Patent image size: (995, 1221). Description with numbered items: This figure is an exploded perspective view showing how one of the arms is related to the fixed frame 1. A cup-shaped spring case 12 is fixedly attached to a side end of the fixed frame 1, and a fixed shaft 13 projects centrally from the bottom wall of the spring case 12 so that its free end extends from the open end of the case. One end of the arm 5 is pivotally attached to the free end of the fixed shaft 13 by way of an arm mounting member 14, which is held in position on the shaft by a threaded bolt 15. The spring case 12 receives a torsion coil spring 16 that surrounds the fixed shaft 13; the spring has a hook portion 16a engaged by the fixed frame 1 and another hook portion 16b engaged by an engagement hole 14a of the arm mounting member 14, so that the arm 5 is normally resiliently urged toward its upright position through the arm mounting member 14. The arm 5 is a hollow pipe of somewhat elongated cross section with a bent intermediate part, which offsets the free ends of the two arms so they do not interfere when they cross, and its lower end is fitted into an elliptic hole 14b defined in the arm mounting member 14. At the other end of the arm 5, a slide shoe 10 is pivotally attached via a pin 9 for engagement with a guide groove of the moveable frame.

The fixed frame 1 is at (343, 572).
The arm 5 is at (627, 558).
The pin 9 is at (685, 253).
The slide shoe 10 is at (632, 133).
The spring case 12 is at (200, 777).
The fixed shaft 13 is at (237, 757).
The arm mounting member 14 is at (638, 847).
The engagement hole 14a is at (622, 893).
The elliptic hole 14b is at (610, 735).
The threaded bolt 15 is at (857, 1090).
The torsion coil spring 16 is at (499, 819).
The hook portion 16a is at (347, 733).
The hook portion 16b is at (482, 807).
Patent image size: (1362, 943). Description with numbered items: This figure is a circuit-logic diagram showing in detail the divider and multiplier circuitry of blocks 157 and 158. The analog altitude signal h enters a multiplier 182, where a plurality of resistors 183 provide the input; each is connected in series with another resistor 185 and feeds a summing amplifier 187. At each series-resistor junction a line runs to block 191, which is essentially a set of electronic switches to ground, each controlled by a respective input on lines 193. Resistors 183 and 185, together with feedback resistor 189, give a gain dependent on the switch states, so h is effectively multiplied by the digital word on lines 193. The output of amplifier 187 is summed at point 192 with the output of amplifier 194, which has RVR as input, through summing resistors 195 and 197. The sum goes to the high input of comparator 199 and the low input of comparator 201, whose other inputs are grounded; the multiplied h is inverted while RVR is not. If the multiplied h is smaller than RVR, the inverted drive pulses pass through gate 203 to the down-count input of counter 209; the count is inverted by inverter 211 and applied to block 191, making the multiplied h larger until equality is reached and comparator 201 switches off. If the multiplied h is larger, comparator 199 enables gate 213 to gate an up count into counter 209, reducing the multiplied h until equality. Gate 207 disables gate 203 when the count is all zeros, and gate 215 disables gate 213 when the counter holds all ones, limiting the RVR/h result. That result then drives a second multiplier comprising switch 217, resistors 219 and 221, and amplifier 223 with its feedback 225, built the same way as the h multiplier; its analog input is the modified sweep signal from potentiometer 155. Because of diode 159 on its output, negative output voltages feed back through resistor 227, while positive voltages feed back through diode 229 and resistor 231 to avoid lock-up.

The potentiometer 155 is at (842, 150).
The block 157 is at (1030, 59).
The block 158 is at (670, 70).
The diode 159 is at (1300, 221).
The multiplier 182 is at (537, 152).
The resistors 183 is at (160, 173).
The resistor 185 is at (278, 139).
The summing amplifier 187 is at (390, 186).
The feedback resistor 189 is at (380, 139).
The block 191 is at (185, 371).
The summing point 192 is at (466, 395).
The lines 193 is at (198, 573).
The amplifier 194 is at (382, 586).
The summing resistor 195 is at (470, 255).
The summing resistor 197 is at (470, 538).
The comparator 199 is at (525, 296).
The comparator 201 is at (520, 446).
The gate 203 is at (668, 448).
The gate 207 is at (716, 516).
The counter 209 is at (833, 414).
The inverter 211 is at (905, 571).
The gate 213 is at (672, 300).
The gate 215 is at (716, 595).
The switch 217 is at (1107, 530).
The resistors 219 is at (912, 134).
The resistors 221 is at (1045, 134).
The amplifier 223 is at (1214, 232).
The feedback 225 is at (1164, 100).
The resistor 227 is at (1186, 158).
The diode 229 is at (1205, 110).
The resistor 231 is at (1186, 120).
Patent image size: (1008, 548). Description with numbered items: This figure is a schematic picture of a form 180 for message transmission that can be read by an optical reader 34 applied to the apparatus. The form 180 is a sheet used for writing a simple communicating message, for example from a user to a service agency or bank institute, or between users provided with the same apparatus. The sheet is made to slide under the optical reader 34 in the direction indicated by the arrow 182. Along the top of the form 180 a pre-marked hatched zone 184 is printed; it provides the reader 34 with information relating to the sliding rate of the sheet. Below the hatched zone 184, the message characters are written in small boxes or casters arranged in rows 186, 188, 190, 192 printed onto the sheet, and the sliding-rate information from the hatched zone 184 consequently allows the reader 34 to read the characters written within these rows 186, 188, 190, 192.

******

Count the lines in the items above that contain the word "elliptic". Give only the number.

2